— START OF Input —

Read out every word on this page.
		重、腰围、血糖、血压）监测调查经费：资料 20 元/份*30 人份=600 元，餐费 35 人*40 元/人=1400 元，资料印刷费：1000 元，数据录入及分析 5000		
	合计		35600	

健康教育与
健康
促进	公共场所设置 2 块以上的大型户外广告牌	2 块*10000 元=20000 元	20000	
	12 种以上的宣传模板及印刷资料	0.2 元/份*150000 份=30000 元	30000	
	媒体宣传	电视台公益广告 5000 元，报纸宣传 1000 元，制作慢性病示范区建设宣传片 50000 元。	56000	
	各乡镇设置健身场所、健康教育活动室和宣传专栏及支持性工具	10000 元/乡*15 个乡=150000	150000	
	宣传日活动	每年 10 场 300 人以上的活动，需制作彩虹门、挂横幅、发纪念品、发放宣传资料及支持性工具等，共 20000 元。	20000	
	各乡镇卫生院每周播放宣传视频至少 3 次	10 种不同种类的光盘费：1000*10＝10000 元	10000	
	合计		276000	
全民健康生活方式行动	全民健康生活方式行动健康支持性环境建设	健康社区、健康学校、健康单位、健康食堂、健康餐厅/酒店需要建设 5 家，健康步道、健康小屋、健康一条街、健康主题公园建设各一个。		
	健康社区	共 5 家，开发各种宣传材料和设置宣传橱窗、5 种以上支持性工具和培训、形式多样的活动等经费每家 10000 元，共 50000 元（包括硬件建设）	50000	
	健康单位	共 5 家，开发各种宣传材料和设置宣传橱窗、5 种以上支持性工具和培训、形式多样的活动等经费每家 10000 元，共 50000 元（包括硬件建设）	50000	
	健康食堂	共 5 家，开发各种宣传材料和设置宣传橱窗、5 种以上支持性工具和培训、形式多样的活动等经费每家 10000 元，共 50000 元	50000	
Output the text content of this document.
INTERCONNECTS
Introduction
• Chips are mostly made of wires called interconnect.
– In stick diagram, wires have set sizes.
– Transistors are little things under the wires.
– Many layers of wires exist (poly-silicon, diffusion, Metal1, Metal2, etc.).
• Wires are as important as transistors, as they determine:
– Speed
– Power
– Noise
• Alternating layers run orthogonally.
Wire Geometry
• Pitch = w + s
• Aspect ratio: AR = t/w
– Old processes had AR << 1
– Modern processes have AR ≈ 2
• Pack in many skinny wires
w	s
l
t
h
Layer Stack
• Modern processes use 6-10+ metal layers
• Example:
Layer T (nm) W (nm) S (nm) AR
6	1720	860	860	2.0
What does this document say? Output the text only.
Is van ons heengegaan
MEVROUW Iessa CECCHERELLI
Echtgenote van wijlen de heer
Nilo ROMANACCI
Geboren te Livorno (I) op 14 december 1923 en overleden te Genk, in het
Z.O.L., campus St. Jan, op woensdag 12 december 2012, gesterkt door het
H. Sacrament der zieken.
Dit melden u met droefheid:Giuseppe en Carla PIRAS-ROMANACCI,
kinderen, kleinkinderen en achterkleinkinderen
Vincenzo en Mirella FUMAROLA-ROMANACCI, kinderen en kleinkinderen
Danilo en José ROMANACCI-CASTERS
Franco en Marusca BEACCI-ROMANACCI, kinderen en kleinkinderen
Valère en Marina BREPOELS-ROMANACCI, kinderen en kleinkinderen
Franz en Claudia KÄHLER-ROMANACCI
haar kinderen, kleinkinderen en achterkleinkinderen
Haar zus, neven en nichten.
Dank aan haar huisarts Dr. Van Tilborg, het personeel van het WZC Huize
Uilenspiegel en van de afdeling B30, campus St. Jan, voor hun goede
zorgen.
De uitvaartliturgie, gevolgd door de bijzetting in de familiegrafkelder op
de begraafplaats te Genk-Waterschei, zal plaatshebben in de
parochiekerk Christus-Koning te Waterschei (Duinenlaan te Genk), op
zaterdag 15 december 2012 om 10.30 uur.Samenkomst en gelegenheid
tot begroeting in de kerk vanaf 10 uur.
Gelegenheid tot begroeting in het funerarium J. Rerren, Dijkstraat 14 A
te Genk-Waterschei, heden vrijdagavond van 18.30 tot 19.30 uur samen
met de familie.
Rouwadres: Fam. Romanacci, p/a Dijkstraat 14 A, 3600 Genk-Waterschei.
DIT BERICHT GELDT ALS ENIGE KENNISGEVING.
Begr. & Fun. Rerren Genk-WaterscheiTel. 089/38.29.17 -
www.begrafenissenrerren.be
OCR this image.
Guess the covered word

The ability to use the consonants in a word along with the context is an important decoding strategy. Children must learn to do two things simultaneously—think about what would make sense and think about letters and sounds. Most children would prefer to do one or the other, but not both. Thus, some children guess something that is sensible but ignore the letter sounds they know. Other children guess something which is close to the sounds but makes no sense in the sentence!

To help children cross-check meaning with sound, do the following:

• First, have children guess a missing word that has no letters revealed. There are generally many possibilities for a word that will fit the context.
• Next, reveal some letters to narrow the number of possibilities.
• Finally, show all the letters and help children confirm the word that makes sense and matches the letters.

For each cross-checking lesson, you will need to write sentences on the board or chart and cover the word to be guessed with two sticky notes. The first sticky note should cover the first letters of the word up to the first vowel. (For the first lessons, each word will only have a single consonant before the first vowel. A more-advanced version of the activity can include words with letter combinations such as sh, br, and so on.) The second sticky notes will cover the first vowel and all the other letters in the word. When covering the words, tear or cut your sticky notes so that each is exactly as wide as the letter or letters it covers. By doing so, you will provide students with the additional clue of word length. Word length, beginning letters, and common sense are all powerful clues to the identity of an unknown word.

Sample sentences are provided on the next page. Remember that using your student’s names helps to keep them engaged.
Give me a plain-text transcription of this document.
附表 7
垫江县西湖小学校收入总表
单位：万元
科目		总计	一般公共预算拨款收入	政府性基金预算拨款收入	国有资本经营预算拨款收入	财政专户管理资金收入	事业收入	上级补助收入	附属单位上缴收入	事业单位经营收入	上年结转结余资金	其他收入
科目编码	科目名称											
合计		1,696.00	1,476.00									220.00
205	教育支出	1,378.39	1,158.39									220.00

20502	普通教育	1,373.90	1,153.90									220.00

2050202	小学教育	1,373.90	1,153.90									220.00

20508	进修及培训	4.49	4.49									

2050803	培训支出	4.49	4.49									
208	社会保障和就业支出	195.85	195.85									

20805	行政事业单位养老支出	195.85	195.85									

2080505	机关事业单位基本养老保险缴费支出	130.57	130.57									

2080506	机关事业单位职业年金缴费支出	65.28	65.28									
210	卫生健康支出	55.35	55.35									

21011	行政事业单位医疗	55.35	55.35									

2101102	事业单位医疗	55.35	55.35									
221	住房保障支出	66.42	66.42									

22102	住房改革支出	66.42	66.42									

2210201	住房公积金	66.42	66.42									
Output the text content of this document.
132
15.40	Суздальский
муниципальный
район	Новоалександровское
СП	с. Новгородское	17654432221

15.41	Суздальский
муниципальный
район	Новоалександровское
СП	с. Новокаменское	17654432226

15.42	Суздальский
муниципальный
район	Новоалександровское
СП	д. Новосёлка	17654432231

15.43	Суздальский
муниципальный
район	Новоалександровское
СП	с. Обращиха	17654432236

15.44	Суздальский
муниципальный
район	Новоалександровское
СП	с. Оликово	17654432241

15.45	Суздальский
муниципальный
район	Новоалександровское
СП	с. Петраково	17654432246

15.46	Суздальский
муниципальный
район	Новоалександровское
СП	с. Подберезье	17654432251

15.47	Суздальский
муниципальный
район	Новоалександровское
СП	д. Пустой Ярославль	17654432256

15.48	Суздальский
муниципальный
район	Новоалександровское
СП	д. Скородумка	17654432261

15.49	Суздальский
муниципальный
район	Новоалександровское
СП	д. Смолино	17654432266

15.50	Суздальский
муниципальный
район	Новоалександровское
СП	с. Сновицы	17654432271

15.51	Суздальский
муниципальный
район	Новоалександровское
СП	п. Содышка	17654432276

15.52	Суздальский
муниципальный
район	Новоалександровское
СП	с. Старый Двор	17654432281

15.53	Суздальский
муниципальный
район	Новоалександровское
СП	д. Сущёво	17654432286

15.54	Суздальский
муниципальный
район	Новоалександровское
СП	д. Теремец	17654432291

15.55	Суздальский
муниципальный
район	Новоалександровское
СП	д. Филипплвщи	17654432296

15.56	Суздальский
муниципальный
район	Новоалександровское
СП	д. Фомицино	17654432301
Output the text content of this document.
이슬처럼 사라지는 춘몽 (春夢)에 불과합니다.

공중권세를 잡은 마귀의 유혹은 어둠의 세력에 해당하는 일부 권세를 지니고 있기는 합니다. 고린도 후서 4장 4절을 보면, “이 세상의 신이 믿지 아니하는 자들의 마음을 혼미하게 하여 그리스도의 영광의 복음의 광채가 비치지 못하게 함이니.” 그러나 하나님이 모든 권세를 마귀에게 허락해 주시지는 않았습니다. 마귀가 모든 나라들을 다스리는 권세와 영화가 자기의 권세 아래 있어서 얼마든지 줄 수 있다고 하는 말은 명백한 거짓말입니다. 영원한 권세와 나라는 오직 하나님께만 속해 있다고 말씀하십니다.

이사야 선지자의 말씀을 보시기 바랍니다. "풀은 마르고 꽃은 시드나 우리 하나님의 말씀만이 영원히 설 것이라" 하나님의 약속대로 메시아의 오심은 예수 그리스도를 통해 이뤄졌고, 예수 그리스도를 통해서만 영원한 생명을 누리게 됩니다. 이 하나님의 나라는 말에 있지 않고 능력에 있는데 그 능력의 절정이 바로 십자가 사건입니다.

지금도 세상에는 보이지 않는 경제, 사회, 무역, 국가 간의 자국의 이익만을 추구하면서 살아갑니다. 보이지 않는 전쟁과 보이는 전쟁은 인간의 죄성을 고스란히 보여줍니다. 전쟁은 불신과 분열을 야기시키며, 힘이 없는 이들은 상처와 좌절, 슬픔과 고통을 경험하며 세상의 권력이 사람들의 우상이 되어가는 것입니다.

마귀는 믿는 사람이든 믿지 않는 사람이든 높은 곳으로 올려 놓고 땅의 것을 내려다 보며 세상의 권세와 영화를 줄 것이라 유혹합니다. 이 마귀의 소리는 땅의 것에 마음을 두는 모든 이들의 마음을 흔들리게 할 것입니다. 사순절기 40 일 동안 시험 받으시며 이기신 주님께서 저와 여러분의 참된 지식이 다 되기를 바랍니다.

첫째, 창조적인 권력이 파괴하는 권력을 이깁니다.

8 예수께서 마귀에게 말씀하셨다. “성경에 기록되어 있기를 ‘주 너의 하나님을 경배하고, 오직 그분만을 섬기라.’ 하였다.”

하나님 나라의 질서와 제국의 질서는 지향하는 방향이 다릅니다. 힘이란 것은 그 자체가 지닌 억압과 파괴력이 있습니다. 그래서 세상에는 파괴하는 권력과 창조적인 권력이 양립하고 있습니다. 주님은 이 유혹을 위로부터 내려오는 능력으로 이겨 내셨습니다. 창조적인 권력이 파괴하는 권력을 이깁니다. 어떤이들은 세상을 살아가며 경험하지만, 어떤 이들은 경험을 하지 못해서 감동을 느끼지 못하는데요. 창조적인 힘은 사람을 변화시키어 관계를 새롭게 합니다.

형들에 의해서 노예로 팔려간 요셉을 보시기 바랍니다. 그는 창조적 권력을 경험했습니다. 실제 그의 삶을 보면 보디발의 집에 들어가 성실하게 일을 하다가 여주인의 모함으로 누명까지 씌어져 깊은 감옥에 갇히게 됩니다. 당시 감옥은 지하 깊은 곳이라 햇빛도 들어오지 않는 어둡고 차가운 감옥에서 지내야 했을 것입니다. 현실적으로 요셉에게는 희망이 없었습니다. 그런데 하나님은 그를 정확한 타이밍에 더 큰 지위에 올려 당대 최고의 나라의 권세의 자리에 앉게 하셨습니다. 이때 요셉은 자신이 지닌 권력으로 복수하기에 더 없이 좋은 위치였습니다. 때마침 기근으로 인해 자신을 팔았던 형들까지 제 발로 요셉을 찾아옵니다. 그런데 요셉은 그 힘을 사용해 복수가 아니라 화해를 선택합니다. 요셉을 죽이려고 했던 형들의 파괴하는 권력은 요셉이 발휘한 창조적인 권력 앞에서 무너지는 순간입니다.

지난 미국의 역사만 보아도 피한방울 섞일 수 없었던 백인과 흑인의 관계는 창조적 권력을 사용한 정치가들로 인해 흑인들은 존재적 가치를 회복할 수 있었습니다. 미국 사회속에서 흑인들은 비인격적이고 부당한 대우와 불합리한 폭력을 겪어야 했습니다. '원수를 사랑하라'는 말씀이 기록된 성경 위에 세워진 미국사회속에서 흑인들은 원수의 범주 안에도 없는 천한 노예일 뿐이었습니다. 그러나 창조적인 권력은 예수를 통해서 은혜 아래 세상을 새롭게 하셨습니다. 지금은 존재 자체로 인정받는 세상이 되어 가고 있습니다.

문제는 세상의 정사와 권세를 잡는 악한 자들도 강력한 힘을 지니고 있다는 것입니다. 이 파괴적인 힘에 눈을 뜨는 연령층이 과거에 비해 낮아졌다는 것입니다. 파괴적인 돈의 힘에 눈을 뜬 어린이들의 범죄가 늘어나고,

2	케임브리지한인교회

— END OF Input —

§ What needs to be done
Filter the entries down to the lines with the word "파괴하는" in them.

§ In response
첫째, 창조적인 권력이 파괴하는 권력을 이깁니다.
하나님 나라의 질서와 제국의 질서는 지향하는 방향이 다릅니다. 힘이란 것은 그 자체가 지닌 억압과 파괴력이 있습니다. 그래서 세상에는 파괴하는 권력과 창조적인 권력이 양립하고 있습니다. 주님은 이 유혹을 위로부터 내려오는 능력으로 이겨 내셨습니다. 창조적인 권력이 파괴하는 권력을 이깁니다. 어떤이들은 세상을 살아가며 경험하지만, 어떤 이들은 경험을 하지 못해서 감동을 느끼지 못하는데요. 창조적인 힘은 사람을 변화시키어 관계를 새롭게 합니다.
형들에 의해서 노예로 팔려간 요셉을 보시기 바랍니다. 그는 창조적 권력을 경험했습니다. 실제 그의 삶을 보면 보디발의 집에 들어가 성실하게 일을 하다가 여주인의 모함으로 누명까지 씌어져 깊은 감옥에 갇히게 됩니다. 당시 감옥은 지하 깊은 곳이라 햇빛도 들어오지 않는 어둡고 차가운 감옥에서 지내야 했을 것입니다. 현실적으로 요셉에게는 희망이 없었습니다. 그런데 하나님은 그를 정확한 타이밍에 더 큰 지위에 올려 당대 최고의 나라의 권세의 자리에 앉게 하셨습니다. 이때 요셉은 자신이 지닌 권력으로 복수하기에 더 없이 좋은 위치였습니다. 때마침 기근으로 인해 자신을 팔았던 형들까지 제 발로 요셉을 찾아옵니다. 그런데 요셉은 그 힘을 사용해 복수가 아니라 화해를 선택합니다. 요셉을 죽이려고 했던 형들의 파괴하는 권력은 요셉이 발휘한 창조적인 권력 앞에서 무너지는 순간입니다.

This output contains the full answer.